- [Aim of the exercise]: Say the number of lines containing the string "member", and say nothing else.

- [Dataset records]:
★ ★ ★

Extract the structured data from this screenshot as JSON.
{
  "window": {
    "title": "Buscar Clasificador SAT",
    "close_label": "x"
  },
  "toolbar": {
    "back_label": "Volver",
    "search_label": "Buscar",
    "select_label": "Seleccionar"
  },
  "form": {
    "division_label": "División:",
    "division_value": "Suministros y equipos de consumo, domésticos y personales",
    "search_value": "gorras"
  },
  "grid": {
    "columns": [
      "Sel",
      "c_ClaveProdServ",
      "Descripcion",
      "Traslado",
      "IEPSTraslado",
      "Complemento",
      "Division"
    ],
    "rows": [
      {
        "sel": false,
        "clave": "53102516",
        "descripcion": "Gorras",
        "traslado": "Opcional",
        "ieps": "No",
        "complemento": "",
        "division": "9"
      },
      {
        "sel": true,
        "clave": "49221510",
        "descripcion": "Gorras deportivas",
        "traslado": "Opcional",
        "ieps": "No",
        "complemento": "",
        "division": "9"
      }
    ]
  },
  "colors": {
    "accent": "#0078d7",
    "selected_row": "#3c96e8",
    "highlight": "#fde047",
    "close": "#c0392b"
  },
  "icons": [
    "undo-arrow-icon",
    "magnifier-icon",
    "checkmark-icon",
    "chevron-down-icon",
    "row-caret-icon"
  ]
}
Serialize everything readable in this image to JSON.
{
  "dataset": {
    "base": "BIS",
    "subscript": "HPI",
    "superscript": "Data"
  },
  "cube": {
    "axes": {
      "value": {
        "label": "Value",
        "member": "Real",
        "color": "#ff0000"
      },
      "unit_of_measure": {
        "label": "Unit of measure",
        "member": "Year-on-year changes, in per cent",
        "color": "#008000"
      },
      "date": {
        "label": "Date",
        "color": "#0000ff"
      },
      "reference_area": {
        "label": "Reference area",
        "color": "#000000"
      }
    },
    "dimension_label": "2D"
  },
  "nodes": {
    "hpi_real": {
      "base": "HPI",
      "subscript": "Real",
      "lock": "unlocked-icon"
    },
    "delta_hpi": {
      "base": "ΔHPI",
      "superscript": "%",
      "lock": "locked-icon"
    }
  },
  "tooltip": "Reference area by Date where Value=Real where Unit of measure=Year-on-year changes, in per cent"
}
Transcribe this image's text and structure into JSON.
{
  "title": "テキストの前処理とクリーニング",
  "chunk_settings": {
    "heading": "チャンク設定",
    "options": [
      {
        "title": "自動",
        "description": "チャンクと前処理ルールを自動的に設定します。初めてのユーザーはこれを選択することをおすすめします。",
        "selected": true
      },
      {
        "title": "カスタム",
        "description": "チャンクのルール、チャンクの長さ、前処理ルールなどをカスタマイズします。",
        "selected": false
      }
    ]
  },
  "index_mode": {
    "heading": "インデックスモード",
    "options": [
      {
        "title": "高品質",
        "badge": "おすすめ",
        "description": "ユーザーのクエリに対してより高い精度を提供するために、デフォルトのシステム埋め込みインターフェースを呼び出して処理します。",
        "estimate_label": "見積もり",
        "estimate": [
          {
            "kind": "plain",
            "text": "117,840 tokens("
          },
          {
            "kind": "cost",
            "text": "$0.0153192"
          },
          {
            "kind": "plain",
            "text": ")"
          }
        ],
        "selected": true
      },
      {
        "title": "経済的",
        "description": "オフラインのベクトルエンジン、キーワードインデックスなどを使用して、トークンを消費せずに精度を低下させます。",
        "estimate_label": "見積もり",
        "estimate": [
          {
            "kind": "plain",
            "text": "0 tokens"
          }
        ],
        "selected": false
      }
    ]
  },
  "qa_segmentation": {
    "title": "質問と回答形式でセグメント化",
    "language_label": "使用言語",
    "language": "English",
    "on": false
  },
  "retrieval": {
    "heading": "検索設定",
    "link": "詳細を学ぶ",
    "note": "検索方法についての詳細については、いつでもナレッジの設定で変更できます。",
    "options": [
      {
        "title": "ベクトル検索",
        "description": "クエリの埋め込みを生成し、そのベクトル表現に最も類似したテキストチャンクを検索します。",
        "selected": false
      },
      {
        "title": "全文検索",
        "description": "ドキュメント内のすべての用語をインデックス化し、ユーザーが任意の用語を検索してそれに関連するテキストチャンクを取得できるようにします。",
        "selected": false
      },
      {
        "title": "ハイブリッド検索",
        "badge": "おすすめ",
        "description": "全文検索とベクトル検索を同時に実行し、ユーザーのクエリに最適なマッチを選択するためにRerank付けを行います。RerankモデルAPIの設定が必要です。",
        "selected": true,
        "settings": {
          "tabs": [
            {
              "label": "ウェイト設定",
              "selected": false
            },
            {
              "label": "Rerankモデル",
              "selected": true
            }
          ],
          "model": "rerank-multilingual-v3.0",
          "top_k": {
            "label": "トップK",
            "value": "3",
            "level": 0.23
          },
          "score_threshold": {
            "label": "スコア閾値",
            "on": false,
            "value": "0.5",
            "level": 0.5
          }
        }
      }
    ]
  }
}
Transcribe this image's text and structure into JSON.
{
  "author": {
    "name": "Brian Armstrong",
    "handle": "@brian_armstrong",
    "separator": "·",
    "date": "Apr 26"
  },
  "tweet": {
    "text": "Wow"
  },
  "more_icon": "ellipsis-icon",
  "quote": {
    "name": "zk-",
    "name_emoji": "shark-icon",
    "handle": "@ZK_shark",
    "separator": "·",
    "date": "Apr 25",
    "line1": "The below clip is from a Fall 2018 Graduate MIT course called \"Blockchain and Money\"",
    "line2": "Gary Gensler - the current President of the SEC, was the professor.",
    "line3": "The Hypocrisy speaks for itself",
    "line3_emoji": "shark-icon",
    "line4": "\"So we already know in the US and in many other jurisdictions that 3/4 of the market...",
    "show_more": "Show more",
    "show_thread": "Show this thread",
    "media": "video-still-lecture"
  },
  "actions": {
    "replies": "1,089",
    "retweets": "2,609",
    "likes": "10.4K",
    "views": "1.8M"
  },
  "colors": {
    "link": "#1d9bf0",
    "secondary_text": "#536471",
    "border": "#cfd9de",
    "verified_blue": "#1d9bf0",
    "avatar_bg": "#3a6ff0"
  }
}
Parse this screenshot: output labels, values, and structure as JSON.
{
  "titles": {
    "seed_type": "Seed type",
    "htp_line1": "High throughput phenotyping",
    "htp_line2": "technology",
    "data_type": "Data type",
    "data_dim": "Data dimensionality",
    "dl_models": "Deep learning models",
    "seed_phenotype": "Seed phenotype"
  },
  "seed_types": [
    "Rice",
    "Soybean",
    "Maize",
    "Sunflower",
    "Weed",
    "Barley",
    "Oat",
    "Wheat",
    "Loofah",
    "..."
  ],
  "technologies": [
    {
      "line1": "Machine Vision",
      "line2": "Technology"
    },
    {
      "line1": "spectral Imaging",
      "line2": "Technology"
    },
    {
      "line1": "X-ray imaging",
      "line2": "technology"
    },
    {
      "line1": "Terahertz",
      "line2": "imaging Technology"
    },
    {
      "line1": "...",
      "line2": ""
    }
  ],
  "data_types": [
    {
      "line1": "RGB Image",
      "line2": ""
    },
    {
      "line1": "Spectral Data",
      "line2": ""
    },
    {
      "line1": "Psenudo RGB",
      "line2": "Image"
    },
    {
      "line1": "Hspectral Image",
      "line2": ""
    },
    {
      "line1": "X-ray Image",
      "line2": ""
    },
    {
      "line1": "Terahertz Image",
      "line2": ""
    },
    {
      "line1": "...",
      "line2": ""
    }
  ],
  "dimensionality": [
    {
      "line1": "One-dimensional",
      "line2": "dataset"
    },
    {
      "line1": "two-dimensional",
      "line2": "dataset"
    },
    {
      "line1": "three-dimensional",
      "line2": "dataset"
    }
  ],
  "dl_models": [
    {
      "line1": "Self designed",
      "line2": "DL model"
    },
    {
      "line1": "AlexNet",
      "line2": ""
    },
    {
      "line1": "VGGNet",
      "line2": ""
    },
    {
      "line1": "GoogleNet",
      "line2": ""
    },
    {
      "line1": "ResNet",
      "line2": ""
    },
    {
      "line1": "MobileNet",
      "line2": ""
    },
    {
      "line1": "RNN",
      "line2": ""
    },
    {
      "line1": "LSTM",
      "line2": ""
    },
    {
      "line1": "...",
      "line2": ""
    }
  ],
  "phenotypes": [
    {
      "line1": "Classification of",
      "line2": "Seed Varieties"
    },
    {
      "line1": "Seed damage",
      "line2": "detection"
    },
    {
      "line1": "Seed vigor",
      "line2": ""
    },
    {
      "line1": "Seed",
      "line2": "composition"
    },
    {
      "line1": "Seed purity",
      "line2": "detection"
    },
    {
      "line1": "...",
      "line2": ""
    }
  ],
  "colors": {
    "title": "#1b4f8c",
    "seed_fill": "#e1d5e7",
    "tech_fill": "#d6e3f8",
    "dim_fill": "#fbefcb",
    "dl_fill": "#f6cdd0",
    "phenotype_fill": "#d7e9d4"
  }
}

★ ★ ★

- [Answer to the problem]: 2